Transcribe every line of the records verbatim.

### SUPPLIED INFORMATION
----

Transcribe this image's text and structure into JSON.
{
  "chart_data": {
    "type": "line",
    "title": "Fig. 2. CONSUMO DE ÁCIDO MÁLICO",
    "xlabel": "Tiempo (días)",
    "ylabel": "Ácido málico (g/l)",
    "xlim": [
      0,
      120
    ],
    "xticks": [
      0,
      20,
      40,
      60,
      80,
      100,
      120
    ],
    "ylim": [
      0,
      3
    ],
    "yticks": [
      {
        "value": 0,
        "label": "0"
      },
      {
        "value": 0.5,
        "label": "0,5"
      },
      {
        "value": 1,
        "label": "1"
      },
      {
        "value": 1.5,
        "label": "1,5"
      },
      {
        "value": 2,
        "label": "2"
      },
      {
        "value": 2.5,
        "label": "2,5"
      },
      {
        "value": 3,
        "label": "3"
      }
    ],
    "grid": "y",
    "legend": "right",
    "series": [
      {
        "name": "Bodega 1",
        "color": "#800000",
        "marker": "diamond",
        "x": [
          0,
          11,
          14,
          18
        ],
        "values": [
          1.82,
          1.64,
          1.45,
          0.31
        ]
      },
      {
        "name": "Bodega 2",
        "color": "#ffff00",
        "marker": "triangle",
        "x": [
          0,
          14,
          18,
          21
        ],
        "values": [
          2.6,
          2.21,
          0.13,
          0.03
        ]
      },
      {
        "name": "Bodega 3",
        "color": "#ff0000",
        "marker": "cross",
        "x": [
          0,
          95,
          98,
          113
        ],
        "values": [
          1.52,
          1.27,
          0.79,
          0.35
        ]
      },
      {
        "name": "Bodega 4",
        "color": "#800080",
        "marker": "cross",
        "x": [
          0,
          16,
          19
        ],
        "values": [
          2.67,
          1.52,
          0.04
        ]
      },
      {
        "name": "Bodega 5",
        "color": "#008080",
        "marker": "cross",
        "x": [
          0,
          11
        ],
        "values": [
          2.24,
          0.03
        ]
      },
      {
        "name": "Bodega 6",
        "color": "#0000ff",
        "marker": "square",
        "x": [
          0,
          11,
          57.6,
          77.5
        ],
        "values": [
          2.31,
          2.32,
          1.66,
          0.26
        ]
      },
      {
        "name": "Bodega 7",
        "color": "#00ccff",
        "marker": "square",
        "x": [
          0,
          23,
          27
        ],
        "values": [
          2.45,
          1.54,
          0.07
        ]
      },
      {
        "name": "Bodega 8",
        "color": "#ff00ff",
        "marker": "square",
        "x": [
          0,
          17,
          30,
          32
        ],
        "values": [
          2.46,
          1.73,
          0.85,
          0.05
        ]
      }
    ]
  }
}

----

### OUTPUT BELOW
Transcribe this image's text and structure into JSON.
{
  "chart_data": {
    "type": "line",
    "title": "Fig. 2. CONSUMO DE ÁCIDO MÁLICO",
    "xlabel": "Tiempo (días)",
    "ylabel": "Ácido málico (g/l)",
    "xlim": [
      0,
      120
    ],
    "xticks": [
      0,
      20,
      40,
      60,
      80,
      100,
      120
    ],
    "ylim": [
      0,
      3
    ],
    "yticks": [
      {
        "value": 0,
        "label": "0"
      },
      {
        "value": 0.5,
        "label": "0,5"
      },
      {
        "value": 1,
        "label": "1"
      },
      {
        "value": 1.5,
        "label": "1,5"
      },
      {
        "value": 2,
        "label": "2"
      },
      {
        "value": 2.5,
        "label": "2,5"
      },
      {
        "value": 3,
        "label": "3"
      }
    ],
    "grid": "y",
    "legend": "right",
    "series": [
      {
        "name": "Bodega 1",
        "color": "#800000",
        "marker": "diamond",
        "x": [
          0,
          11,
          14,
          18
        ],
        "values": [
          1.82,
          1.64,
          1.45,
          0.31
        ]
      },
      {
        "name": "Bodega 2",
        "color": "#ffff00",
        "marker": "triangle",
        "x": [
          0,
          14,
          18,
          21
        ],
        "values": [
          2.6,
          2.21,
          0.13,
          0.03
        ]
      },
      {
        "name": "Bodega 3",
        "color": "#ff0000",
        "marker": "cross",
        "x": [
          0,
          95,
          98,
          113
        ],
        "values": [
          1.52,
          1.27,
          0.79,
          0.35
        ]
      },
      {
        "name": "Bodega 4",
        "color": "#800080",
        "marker": "cross",
        "x": [
          0,
          16,
          19
        ],
        "values": [
          2.67,
          1.52,
          0.04
        ]
      },
      {
        "name": "Bodega 5",
        "color": "#008080",
        "marker": "cross",
        "x": [
          0,
          11
        ],
        "values": [
          2.24,
          0.03
        ]
      },
      {
        "name": "Bodega 6",
        "color": "#0000ff",
        "marker": "square",
        "x": [
          0,
          11,
          57.6,
          77.5
        ],
        "values": [
          2.31,
          2.32,
          1.66,
          0.26
        ]
      },
      {
        "name": "Bodega 7",
        "color": "#00ccff",
        "marker": "square",
        "x": [
          0,
          23,
          27
        ],
        "values": [
          2.45,
          1.54,
          0.07
        ]
      },
      {
        "name": "Bodega 8",
        "color": "#ff00ff",
        "marker": "square",
        "x": [
          0,
          17,
          30,
          32
        ],
        "values": [
          2.46,
          1.73,
          0.85,
          0.05
        ]
      }
    ]
  }
}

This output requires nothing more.